- Aim -
Restate the full set of records exactly, word for word.

- Records for the exercise -
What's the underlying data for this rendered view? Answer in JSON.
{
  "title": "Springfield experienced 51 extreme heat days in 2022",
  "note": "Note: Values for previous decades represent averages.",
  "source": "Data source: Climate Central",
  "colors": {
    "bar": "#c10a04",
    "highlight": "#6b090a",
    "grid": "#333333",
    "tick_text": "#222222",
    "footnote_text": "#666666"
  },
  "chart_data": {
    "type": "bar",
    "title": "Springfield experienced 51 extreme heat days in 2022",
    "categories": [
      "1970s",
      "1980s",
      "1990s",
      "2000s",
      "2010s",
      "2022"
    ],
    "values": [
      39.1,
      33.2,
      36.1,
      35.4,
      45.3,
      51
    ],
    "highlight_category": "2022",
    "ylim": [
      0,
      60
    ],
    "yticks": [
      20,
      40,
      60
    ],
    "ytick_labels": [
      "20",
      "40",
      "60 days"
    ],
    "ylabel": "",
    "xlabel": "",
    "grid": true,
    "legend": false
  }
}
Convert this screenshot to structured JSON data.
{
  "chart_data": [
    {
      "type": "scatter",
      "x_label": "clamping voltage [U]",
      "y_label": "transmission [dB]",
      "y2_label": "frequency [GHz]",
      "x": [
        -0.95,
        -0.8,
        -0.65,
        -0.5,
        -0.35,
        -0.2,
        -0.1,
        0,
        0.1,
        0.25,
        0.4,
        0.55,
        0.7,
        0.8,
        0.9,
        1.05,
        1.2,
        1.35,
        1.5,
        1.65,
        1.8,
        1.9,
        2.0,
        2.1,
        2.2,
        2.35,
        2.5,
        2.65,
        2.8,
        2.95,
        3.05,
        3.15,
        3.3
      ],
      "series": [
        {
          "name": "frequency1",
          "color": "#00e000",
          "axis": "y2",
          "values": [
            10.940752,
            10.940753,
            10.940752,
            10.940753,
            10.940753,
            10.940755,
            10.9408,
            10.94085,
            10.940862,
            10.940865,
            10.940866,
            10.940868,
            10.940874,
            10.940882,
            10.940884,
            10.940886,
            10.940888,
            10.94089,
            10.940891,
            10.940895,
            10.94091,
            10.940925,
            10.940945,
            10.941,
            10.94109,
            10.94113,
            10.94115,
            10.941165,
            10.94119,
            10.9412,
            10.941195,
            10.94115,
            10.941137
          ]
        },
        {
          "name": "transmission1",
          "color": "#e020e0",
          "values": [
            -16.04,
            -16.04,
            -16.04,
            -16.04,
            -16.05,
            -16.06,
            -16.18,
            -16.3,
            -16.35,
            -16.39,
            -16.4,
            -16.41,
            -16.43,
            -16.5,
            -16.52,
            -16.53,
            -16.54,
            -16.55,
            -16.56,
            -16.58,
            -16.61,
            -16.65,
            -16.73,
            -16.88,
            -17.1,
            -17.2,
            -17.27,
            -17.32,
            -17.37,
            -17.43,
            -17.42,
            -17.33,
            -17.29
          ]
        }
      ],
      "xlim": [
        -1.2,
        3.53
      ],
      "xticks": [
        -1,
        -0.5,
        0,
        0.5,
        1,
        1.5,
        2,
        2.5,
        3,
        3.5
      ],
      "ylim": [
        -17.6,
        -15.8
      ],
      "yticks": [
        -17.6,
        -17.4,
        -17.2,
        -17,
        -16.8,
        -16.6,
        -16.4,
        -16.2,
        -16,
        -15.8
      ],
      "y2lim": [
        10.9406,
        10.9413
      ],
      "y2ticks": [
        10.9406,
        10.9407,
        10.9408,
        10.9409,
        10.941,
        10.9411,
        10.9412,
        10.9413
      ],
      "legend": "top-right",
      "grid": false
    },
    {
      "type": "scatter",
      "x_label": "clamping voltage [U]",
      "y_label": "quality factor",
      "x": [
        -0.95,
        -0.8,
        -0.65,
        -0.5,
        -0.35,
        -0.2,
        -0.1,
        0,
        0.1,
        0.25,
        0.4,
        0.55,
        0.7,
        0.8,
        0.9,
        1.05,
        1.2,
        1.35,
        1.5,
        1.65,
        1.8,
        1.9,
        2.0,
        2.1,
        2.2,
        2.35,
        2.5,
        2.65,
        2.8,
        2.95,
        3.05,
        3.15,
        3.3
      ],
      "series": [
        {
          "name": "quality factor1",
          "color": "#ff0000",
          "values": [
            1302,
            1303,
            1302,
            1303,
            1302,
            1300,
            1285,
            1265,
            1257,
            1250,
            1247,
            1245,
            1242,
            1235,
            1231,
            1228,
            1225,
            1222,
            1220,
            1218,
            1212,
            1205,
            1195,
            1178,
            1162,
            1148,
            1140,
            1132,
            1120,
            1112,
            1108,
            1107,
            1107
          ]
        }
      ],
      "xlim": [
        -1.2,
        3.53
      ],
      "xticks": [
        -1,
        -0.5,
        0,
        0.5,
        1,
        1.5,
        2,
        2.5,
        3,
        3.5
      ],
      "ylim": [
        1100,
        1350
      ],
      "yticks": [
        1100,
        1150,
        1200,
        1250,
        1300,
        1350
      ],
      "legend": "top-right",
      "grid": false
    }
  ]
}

- Answer to the exercise -
What's the underlying data for this rendered view? Answer in JSON.
{
  "title": "Springfield experienced 51 extreme heat days in 2022",
  "note": "Note: Values for previous decades represent averages.",
  "source": "Data source: Climate Central",
  "colors": {
    "bar": "#c10a04",
    "highlight": "#6b090a",
    "grid": "#333333",
    "tick_text": "#222222",
    "footnote_text": "#666666"
  },
  "chart_data": {
    "type": "bar",
    "title": "Springfield experienced 51 extreme heat days in 2022",
    "categories": [
      "1970s",
      "1980s",
      "1990s",
      "2000s",
      "2010s",
      "2022"
    ],
    "values": [
      39.1,
      33.2,
      36.1,
      35.4,
      45.3,
      51
    ],
    "highlight_category": "2022",
    "ylim": [
      0,
      60
    ],
    "yticks": [
      20,
      40,
      60
    ],
    "ytick_labels": [
      "20",
      "40",
      "60 days"
    ],
    "ylabel": "",
    "xlabel": "",
    "grid": true,
    "legend": false
  }
}
Convert this screenshot to structured JSON data.
{
  "chart_data": [
    {
      "type": "scatter",
      "x_label": "clamping voltage [U]",
      "y_label": "transmission [dB]",
      "y2_label": "frequency [GHz]",
      "x": [
        -0.95,
        -0.8,
        -0.65,
        -0.5,
        -0.35,
        -0.2,
        -0.1,
        0,
        0.1,
        0.25,
        0.4,
        0.55,
        0.7,
        0.8,
        0.9,
        1.05,
        1.2,
        1.35,
        1.5,
        1.65,
        1.8,
        1.9,
        2.0,
        2.1,
        2.2,
        2.35,
        2.5,
        2.65,
        2.8,
        2.95,
        3.05,
        3.15,
        3.3
      ],
      "series": [
        {
          "name": "frequency1",
          "color": "#00e000",
          "axis": "y2",
          "values": [
            10.940752,
            10.940753,
            10.940752,
            10.940753,
            10.940753,
            10.940755,
            10.9408,
            10.94085,
            10.940862,
            10.940865,
            10.940866,
            10.940868,
            10.940874,
            10.940882,
            10.940884,
            10.940886,
            10.940888,
            10.94089,
            10.940891,
            10.940895,
            10.94091,
            10.940925,
            10.940945,
            10.941,
            10.94109,
            10.94113,
            10.94115,
            10.941165,
            10.94119,
            10.9412,
            10.941195,
            10.94115,
            10.941137
          ]
        },
        {
          "name": "transmission1",
          "color": "#e020e0",
          "values": [
            -16.04,
            -16.04,
            -16.04,
            -16.04,
            -16.05,
            -16.06,
            -16.18,
            -16.3,
            -16.35,
            -16.39,
            -16.4,
            -16.41,
            -16.43,
            -16.5,
            -16.52,
            -16.53,
            -16.54,
            -16.55,
            -16.56,
            -16.58,
            -16.61,
            -16.65,
            -16.73,
            -16.88,
            -17.1,
            -17.2,
            -17.27,
            -17.32,
            -17.37,
            -17.43,
            -17.42,
            -17.33,
            -17.29
          ]
        }
      ],
      "xlim": [
        -1.2,
        3.53
      ],
      "xticks": [
        -1,
        -0.5,
        0,
        0.5,
        1,
        1.5,
        2,
        2.5,
        3,
        3.5
      ],
      "ylim": [
        -17.6,
        -15.8
      ],
      "yticks": [
        -17.6,
        -17.4,
        -17.2,
        -17,
        -16.8,
        -16.6,
        -16.4,
        -16.2,
        -16,
        -15.8
      ],
      "y2lim": [
        10.9406,
        10.9413
      ],
      "y2ticks": [
        10.9406,
        10.9407,
        10.9408,
        10.9409,
        10.941,
        10.9411,
        10.9412,
        10.9413
      ],
      "legend": "top-right",
      "grid": false
    },
    {
      "type": "scatter",
      "x_label": "clamping voltage [U]",
      "y_label": "quality factor",
      "x": [
        -0.95,
        -0.8,
        -0.65,
        -0.5,
        -0.35,
        -0.2,
        -0.1,
        0,
        0.1,
        0.25,
        0.4,
        0.55,
        0.7,
        0.8,
        0.9,
        1.05,
        1.2,
        1.35,
        1.5,
        1.65,
        1.8,
        1.9,
        2.0,
        2.1,
        2.2,
        2.35,
        2.5,
        2.65,
        2.8,
        2.95,
        3.05,
        3.15,
        3.3
      ],
      "series": [
        {
          "name": "quality factor1",
          "color": "#ff0000",
          "values": [
            1302,
            1303,
            1302,
            1303,
            1302,
            1300,
            1285,
            1265,
            1257,
            1250,
            1247,
            1245,
            1242,
            1235,
            1231,
            1228,
            1225,
            1222,
            1220,
            1218,
            1212,
            1205,
            1195,
            1178,
            1162,
            1148,
            1140,
            1132,
            1120,
            1112,
            1108,
            1107,
            1107
          ]
        }
      ],
      "xlim": [
        -1.2,
        3.53
      ],
      "xticks": [
        -1,
        -0.5,
        0,
        0.5,
        1,
        1.5,
        2,
        2.5,
        3,
        3.5
      ],
      "ylim": [
        1100,
        1350
      ],
      "yticks": [
        1100,
        1150,
        1200,
        1250,
        1300,
        1350
      ],
      "legend": "top-right",
      "grid": false
    }
  ]
}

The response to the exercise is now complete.